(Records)
+--

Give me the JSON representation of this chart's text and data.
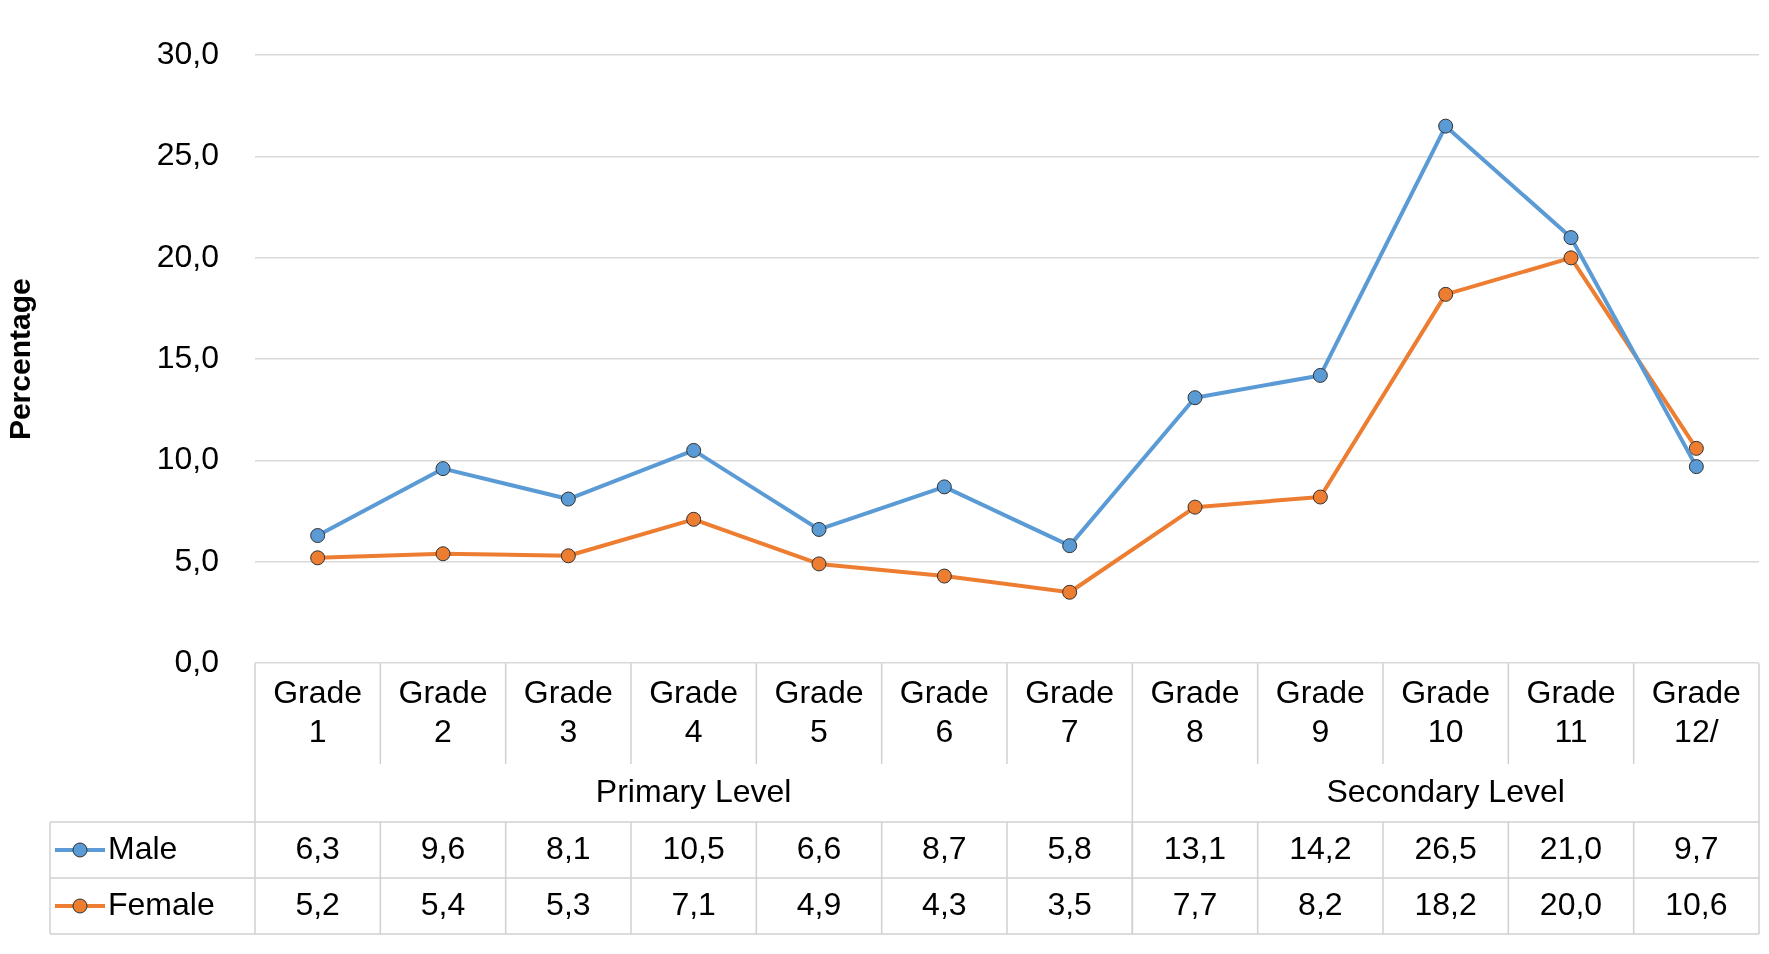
{
  "chart_data": {
    "type": "line",
    "ylabel": "Percentage",
    "categories": [
      "Grade 1",
      "Grade 2",
      "Grade 3",
      "Grade 4",
      "Grade 5",
      "Grade 6",
      "Grade 7",
      "Grade 8",
      "Grade 9",
      "Grade 10",
      "Grade 11",
      "Grade 12/"
    ],
    "series": [
      {
        "name": "Male",
        "color": "#5b9bd5",
        "values": [
          6.3,
          9.6,
          8.1,
          10.5,
          6.6,
          8.7,
          5.8,
          13.1,
          14.2,
          26.5,
          21.0,
          9.7
        ],
        "value_labels": [
          "6,3",
          "9,6",
          "8,1",
          "10,5",
          "6,6",
          "8,7",
          "5,8",
          "13,1",
          "14,2",
          "26,5",
          "21,0",
          "9,7"
        ]
      },
      {
        "name": "Female",
        "color": "#ed7d31",
        "values": [
          5.2,
          5.4,
          5.3,
          7.1,
          4.9,
          4.3,
          3.5,
          7.7,
          8.2,
          18.2,
          20.0,
          10.6
        ],
        "value_labels": [
          "5,2",
          "5,4",
          "5,3",
          "7,1",
          "4,9",
          "4,3",
          "3,5",
          "7,7",
          "8,2",
          "18,2",
          "20,0",
          "10,6"
        ]
      }
    ],
    "annotations": [
      "Primary Level",
      "Secondary Level"
    ],
    "ylim": [
      0,
      30
    ],
    "yticks": [
      {
        "value": 0,
        "label": "0,0"
      },
      {
        "value": 5,
        "label": "5,0"
      },
      {
        "value": 10,
        "label": "10,0"
      },
      {
        "value": 15,
        "label": "15,0"
      },
      {
        "value": 20,
        "label": "20,0"
      },
      {
        "value": 25,
        "label": "25,0"
      },
      {
        "value": 30,
        "label": "30,0"
      }
    ],
    "grid": "y",
    "legend": "bottom",
    "marker": "circle",
    "line_style": "solid"
  }
}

+--

Written request: Quote the data above in full and without alteration; skip the pictures.

Solved exercise:
Give me the JSON representation of this chart's text and data.
{
  "chart_data": {
    "type": "line",
    "ylabel": "Percentage",
    "categories": [
      "Grade 1",
      "Grade 2",
      "Grade 3",
      "Grade 4",
      "Grade 5",
      "Grade 6",
      "Grade 7",
      "Grade 8",
      "Grade 9",
      "Grade 10",
      "Grade 11",
      "Grade 12/"
    ],
    "series": [
      {
        "name": "Male",
        "color": "#5b9bd5",
        "values": [
          6.3,
          9.6,
          8.1,
          10.5,
          6.6,
          8.7,
          5.8,
          13.1,
          14.2,
          26.5,
          21.0,
          9.7
        ],
        "value_labels": [
          "6,3",
          "9,6",
          "8,1",
          "10,5",
          "6,6",
          "8,7",
          "5,8",
          "13,1",
          "14,2",
          "26,5",
          "21,0",
          "9,7"
        ]
      },
      {
        "name": "Female",
        "color": "#ed7d31",
        "values": [
          5.2,
          5.4,
          5.3,
          7.1,
          4.9,
          4.3,
          3.5,
          7.7,
          8.2,
          18.2,
          20.0,
          10.6
        ],
        "value_labels": [
          "5,2",
          "5,4",
          "5,3",
          "7,1",
          "4,9",
          "4,3",
          "3,5",
          "7,7",
          "8,2",
          "18,2",
          "20,0",
          "10,6"
        ]
      }
    ],
    "annotations": [
      "Primary Level",
      "Secondary Level"
    ],
    "ylim": [
      0,
      30
    ],
    "yticks": [
      {
        "value": 0,
        "label": "0,0"
      },
      {
        "value": 5,
        "label": "5,0"
      },
      {
        "value": 10,
        "label": "10,0"
      },
      {
        "value": 15,
        "label": "15,0"
      },
      {
        "value": 20,
        "label": "20,0"
      },
      {
        "value": 25,
        "label": "25,0"
      },
      {
        "value": 30,
        "label": "30,0"
      }
    ],
    "grid": "y",
    "legend": "bottom",
    "marker": "circle",
    "line_style": "solid"
  }
}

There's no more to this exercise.